++++ Supplied data ++++

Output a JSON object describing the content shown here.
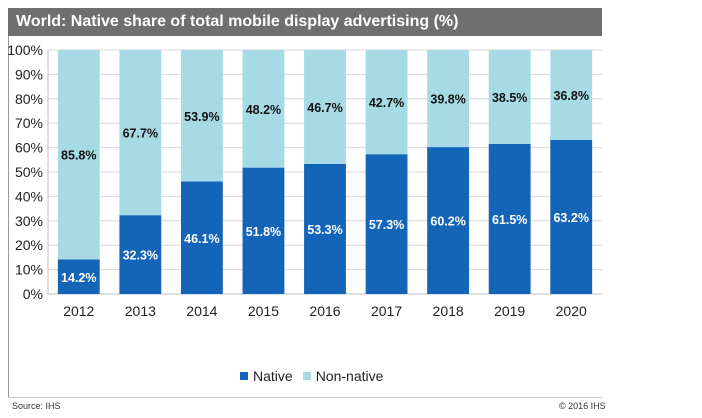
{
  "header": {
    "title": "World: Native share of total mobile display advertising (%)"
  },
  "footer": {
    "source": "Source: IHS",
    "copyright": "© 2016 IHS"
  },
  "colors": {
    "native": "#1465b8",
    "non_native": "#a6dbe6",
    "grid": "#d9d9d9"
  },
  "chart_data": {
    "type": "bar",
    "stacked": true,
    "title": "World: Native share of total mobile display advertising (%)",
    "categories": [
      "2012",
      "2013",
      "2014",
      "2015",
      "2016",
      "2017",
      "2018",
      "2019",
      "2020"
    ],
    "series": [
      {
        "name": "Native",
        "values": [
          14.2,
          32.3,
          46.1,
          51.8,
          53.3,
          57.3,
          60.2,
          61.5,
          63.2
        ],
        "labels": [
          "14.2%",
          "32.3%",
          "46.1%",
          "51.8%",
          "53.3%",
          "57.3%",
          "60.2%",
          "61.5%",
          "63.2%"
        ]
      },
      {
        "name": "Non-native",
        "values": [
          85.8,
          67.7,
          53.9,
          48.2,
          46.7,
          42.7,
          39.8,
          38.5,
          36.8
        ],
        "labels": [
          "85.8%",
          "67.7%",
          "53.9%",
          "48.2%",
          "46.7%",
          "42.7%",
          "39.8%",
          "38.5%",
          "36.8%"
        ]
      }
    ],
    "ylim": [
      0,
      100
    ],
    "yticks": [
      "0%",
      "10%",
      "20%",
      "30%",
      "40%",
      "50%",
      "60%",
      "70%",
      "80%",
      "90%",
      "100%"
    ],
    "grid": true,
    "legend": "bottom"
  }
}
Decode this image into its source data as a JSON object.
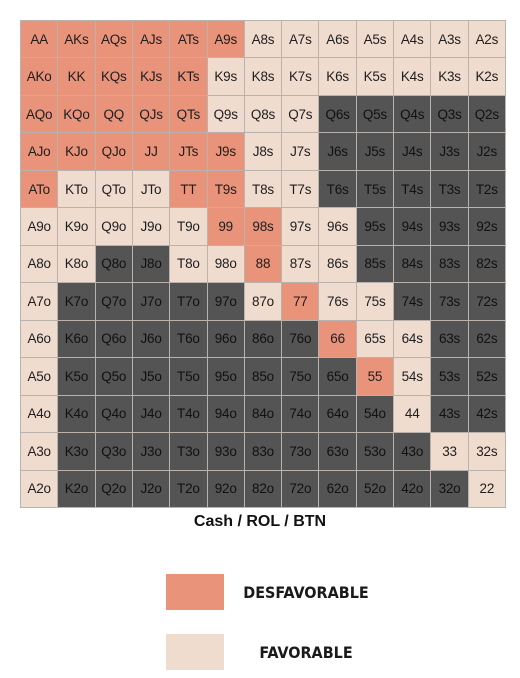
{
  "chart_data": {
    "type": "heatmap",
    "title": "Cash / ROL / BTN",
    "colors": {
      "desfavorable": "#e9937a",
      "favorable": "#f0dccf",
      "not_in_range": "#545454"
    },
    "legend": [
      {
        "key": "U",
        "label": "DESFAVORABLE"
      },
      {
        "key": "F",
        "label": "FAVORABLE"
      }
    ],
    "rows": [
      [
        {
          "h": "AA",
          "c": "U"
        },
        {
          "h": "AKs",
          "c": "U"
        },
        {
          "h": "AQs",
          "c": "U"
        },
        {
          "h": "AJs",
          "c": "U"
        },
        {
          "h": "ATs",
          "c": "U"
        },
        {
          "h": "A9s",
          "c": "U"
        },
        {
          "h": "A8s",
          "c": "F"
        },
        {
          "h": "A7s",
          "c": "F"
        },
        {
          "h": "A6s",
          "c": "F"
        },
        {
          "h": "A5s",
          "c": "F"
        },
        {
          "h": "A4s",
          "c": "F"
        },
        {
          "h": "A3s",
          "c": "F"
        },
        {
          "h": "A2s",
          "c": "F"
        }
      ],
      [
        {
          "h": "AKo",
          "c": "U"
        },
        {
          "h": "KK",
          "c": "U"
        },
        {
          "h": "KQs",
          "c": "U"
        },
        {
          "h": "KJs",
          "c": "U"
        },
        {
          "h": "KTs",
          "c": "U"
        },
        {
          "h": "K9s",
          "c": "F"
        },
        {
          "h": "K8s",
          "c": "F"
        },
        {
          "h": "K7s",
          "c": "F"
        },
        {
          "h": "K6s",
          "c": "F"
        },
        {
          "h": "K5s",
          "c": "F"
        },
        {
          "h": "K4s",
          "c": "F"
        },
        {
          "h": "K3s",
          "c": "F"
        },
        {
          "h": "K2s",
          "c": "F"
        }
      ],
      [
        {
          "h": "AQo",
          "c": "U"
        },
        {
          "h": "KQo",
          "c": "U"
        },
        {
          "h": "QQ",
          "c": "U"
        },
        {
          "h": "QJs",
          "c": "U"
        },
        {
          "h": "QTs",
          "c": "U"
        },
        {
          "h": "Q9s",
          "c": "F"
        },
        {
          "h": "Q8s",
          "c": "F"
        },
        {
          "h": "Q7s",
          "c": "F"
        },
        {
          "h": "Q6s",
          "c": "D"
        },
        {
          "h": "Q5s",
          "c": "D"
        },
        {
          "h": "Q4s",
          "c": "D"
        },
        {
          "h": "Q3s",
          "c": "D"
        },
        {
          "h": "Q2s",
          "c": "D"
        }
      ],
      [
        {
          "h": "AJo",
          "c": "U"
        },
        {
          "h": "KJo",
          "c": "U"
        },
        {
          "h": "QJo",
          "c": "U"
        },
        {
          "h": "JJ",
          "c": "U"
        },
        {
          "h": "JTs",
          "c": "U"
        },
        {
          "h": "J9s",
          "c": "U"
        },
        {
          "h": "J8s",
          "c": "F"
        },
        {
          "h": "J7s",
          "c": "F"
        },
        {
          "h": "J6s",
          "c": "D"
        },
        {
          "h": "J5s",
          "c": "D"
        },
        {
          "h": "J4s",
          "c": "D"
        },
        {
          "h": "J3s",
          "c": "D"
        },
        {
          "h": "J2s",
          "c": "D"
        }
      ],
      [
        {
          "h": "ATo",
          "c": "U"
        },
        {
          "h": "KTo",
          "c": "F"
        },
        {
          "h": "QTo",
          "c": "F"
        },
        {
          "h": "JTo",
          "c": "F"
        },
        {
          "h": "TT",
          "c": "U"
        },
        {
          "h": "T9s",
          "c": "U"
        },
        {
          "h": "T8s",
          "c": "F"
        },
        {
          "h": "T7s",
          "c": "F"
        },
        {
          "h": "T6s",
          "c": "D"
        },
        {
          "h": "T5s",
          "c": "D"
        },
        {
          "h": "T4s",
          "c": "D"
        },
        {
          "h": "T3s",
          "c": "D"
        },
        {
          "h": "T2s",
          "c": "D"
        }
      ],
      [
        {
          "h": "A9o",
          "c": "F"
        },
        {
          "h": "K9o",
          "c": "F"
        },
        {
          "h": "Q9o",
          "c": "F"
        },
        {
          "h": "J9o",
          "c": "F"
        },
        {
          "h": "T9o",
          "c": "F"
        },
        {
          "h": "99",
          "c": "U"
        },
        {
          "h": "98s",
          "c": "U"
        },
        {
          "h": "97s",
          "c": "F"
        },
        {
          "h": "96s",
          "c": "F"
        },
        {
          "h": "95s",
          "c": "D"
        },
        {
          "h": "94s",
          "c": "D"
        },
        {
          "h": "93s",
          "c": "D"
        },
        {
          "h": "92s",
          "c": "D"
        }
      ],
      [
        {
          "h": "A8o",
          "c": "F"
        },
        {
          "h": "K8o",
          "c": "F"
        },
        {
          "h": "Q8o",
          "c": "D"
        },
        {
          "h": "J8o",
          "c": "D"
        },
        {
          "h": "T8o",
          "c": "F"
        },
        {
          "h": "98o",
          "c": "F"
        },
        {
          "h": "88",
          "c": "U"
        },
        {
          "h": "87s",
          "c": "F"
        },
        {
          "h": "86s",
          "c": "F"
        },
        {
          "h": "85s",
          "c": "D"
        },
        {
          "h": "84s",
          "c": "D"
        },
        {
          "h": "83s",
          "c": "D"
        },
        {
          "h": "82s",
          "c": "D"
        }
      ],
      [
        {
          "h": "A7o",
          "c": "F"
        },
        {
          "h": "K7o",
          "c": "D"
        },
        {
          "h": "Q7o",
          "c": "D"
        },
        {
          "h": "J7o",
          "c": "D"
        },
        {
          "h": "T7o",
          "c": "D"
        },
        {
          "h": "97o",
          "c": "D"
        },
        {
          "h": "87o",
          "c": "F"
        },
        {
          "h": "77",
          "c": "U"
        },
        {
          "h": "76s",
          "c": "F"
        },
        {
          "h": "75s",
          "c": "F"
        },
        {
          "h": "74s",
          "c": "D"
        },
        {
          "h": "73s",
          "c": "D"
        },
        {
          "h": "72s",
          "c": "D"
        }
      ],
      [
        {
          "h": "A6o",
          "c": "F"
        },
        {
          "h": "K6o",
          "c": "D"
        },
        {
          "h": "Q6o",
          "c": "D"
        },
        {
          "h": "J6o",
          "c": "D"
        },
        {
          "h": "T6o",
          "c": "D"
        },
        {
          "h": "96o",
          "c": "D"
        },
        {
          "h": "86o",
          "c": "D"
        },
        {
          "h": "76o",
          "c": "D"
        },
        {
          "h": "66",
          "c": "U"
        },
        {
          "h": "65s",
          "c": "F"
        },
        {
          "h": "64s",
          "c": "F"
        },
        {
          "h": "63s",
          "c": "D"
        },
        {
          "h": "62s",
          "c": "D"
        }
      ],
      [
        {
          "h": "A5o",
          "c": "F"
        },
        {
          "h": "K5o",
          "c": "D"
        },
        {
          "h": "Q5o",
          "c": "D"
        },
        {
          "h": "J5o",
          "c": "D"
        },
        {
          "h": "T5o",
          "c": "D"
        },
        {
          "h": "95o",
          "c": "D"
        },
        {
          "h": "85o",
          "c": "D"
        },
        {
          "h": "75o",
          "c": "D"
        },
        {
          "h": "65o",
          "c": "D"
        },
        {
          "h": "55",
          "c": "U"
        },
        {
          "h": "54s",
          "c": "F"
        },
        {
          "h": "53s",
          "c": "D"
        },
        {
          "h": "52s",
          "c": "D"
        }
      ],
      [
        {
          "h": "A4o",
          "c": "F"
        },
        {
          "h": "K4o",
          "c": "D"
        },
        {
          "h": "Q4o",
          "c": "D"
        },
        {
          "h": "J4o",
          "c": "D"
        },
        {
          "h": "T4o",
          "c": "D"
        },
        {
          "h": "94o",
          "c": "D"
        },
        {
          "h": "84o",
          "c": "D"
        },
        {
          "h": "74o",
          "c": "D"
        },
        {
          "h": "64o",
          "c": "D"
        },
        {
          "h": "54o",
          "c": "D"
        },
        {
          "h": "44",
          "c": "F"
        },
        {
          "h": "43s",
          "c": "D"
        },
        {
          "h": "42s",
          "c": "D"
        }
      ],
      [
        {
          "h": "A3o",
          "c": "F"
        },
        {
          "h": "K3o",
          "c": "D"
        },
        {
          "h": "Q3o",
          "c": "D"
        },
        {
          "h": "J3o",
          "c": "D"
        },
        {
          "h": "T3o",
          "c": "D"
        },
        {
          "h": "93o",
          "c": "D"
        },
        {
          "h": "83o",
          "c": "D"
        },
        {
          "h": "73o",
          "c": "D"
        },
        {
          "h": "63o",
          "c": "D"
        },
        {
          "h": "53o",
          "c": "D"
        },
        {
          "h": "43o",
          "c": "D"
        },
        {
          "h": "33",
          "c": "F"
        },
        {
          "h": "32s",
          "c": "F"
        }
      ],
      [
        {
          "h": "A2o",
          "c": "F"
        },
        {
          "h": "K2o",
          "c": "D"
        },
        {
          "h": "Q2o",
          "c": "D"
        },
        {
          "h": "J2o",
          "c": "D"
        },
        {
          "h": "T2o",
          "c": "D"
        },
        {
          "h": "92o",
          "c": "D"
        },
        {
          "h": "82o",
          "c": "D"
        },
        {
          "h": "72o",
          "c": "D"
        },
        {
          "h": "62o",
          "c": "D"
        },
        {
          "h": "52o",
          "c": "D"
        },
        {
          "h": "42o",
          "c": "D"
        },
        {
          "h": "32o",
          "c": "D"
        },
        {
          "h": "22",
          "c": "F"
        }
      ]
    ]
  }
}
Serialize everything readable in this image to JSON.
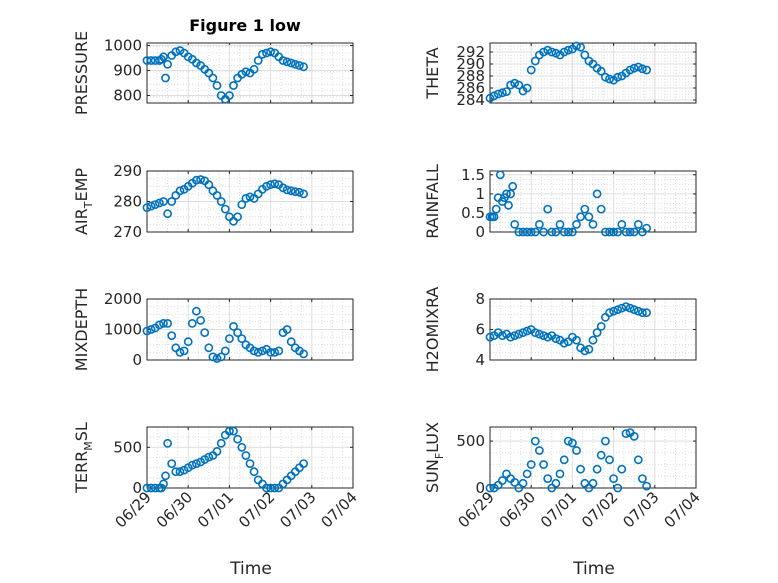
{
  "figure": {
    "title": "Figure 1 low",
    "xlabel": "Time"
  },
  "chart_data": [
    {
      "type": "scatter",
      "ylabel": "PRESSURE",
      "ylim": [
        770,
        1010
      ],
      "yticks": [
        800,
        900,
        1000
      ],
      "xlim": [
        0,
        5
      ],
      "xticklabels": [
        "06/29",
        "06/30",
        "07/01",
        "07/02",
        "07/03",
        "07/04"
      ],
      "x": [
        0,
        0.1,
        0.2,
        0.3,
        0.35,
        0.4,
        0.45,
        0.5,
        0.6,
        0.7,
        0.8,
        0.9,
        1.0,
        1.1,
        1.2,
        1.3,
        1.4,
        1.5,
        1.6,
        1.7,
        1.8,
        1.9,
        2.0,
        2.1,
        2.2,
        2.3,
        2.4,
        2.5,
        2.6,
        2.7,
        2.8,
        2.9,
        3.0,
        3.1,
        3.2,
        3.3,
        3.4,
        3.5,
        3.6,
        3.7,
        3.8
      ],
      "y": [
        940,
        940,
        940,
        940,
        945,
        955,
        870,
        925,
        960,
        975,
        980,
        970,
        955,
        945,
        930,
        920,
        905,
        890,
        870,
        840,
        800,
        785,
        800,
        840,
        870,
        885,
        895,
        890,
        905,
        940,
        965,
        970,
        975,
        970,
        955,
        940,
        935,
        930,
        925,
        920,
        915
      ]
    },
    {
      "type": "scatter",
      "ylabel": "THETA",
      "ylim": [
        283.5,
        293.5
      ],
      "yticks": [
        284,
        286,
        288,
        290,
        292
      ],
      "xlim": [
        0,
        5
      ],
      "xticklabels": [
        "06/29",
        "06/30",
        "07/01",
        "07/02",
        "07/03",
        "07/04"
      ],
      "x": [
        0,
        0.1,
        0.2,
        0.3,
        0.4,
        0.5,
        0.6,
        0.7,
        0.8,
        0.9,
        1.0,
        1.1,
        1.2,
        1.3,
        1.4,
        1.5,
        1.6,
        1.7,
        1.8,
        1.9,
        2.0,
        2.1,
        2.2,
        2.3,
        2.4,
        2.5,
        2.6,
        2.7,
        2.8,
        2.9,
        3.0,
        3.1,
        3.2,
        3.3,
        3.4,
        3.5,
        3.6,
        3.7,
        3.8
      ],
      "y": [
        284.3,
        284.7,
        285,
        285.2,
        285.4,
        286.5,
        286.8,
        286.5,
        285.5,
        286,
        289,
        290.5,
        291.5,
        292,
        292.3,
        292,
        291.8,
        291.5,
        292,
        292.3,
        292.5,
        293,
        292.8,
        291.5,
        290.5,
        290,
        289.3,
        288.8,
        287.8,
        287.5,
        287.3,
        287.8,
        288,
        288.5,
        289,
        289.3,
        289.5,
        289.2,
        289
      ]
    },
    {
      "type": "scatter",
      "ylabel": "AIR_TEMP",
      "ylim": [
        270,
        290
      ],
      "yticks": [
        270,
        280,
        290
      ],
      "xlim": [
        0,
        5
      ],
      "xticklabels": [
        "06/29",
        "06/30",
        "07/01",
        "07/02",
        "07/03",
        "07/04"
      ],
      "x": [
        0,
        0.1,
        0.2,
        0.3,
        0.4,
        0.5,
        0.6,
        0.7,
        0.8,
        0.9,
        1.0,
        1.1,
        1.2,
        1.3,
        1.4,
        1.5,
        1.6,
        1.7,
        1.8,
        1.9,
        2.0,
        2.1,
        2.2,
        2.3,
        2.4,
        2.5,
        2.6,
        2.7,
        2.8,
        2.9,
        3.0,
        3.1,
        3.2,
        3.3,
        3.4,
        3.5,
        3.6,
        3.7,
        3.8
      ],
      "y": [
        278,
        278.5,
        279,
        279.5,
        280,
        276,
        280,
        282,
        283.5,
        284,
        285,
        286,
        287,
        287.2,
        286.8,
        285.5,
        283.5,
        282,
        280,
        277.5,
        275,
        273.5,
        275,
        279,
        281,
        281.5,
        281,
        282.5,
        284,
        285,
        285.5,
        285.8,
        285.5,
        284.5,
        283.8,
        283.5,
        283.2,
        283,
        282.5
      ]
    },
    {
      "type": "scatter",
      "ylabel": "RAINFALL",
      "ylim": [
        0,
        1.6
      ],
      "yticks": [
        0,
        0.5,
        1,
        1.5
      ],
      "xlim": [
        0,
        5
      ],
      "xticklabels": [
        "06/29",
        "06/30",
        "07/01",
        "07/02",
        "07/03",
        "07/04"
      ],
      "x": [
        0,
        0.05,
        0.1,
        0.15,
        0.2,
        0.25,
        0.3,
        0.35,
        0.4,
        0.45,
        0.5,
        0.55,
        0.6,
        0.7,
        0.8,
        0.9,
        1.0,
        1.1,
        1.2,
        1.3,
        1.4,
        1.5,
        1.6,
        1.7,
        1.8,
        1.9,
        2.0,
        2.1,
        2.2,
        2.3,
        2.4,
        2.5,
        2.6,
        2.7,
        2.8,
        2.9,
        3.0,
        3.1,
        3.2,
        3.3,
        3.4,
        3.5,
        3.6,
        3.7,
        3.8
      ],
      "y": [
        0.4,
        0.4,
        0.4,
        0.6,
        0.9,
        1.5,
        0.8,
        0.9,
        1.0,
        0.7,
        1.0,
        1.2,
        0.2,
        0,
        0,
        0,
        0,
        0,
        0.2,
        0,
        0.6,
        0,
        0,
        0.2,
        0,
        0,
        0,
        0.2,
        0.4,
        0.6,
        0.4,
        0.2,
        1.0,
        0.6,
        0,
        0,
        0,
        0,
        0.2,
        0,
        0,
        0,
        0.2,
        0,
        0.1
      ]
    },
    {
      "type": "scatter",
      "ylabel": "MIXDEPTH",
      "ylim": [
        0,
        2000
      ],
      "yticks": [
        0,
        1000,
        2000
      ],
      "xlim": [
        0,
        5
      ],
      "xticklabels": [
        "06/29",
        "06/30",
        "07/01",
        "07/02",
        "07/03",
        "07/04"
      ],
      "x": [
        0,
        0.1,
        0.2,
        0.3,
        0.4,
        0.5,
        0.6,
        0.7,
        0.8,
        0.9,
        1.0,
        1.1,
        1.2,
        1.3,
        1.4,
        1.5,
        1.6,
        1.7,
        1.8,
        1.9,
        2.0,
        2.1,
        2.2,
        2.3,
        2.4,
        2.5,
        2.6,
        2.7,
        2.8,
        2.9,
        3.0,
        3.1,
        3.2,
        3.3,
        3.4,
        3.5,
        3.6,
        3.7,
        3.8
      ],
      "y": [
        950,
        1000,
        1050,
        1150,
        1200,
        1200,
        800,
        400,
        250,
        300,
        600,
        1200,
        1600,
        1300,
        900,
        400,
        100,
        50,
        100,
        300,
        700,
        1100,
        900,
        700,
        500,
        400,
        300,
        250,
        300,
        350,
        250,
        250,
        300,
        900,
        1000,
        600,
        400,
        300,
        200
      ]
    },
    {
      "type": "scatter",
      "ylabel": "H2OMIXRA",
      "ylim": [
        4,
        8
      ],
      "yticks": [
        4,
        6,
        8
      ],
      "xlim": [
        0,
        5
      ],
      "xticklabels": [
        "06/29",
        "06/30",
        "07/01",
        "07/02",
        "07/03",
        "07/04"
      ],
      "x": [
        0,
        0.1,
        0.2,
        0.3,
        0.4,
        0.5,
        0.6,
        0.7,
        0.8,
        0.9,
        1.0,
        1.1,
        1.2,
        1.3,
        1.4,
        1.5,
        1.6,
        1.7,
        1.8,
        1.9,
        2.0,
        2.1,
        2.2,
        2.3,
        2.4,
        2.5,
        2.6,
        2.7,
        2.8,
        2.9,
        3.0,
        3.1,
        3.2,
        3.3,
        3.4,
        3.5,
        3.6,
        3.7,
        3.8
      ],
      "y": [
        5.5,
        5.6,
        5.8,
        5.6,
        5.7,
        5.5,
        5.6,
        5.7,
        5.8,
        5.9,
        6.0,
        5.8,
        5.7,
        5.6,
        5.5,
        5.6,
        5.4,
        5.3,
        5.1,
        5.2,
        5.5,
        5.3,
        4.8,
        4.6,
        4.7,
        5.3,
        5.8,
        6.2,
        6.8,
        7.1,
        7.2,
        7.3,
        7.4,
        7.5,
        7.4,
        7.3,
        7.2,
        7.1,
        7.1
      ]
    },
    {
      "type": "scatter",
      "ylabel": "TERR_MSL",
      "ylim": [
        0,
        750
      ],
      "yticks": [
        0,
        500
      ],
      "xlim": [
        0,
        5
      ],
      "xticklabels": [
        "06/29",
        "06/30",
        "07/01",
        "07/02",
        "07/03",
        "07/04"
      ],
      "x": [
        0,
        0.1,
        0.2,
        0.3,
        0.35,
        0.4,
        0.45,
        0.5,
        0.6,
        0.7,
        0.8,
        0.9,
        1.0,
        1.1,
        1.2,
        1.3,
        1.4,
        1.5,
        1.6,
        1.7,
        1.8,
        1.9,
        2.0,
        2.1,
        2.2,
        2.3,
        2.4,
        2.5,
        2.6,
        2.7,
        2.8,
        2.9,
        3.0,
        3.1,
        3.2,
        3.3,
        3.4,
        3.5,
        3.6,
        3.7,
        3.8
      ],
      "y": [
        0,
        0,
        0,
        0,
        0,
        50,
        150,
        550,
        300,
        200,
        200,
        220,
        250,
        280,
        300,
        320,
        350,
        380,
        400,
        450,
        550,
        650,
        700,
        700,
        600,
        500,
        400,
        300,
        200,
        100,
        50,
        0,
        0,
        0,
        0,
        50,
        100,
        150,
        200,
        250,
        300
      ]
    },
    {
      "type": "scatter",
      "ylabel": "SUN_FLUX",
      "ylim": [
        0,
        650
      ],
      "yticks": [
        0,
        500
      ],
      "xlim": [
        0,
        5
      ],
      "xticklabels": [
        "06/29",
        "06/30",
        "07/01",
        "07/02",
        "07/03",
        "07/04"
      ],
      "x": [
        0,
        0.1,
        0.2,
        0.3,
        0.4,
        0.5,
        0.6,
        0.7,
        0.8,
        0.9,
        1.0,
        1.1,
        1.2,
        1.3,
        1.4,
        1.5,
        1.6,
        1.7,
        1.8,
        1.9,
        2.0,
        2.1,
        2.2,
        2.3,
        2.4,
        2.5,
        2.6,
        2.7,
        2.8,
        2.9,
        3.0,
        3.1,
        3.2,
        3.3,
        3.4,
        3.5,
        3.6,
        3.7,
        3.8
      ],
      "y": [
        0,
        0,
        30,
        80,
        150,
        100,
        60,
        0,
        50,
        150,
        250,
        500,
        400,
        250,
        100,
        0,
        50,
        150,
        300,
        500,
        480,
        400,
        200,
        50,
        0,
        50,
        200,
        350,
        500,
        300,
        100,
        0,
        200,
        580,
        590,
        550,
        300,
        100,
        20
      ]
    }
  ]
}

++++

— What is asked —
In the entries above, find each line with the word "title" and show it.

— Written reply —
    "title": "World: Native share of total mobile display advertising (%)"
    "title": "World: Native share of total mobile display advertising (%)",
    "title": "Cash / ROL / BTN",
    "title": "Figure 1 low",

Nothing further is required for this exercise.